▸ **Your task**
Images are not part of the copy; write out the rest of the data exactly as given.

▸ **Excerpted records**
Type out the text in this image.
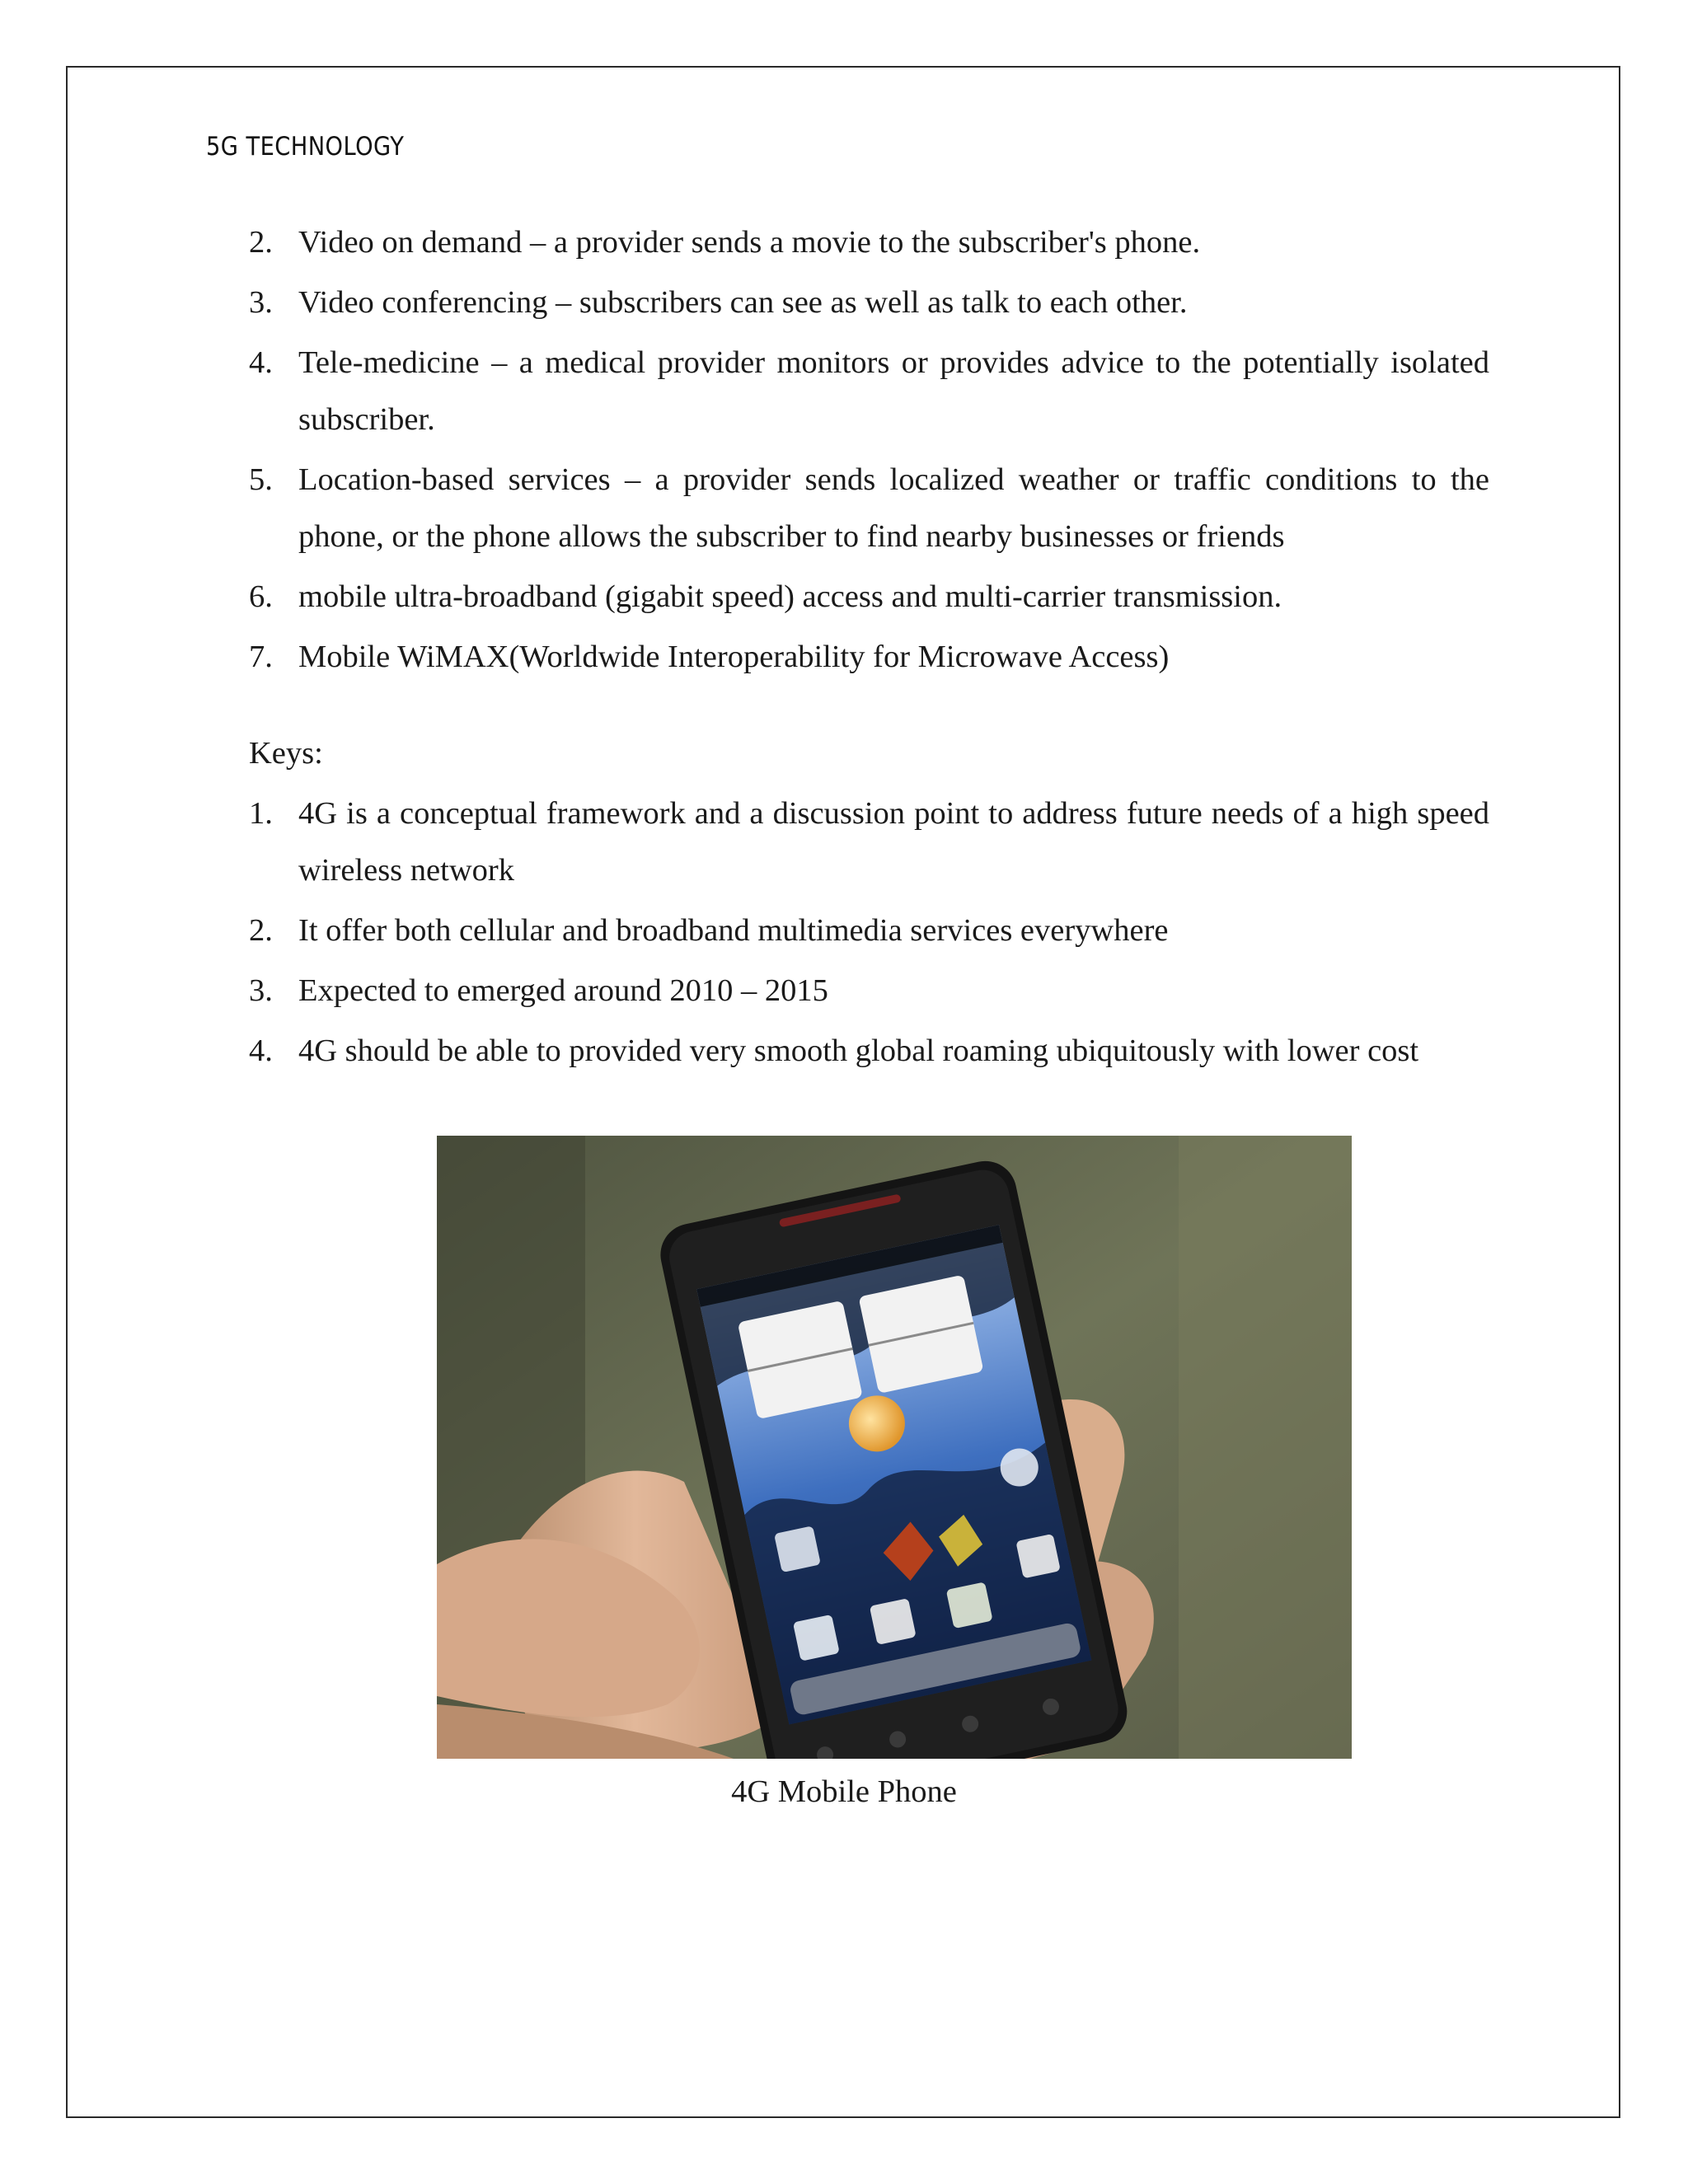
5G TECHNOLOGY
2. Video on demand – a provider sends a movie to the subscriber's phone.
3. Video conferencing – subscribers can see as well as talk to each other.
4. Tele-medicine – a medical provider monitors or provides advice to the potentially isolated subscriber.
5. Location-based services – a provider sends localized weather or traffic conditions to the phone, or the phone allows the subscriber to find nearby businesses or friends
6. mobile ultra-broadband (gigabit speed) access and multi-carrier transmission.
7. Mobile WiMAX(Worldwide Interoperability for Microwave Access)
Keys:
1. 4G is a conceptual framework and a discussion point to address future needs of a high speed wireless network
2. It offer both cellular and broadband multimedia services everywhere
3. Expected to emerged around 2010 – 2015
4. 4G should be able to provided very smooth global roaming ubiquitously with lower cost
4G Mobile Phone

▸ **The result**
Type out the text in this image.
5G TECHNOLOGY
2. Video on demand – a provider sends a movie to the subscriber's phone.
3. Video conferencing – subscribers can see as well as talk to each other.
4. Tele-medicine – a medical provider monitors or provides advice to the potentially isolated subscriber.
5. Location-based services – a provider sends localized weather or traffic conditions to the phone, or the phone allows the subscriber to find nearby businesses or friends
6. mobile ultra-broadband (gigabit speed) access and multi-carrier transmission.
7. Mobile WiMAX(Worldwide Interoperability for Microwave Access)
Keys:
1. 4G is a conceptual framework and a discussion point to address future needs of a high speed wireless network
2. It offer both cellular and broadband multimedia services everywhere
3. Expected to emerged around 2010 – 2015
4. 4G should be able to provided very smooth global roaming ubiquitously with lower cost
4G Mobile Phone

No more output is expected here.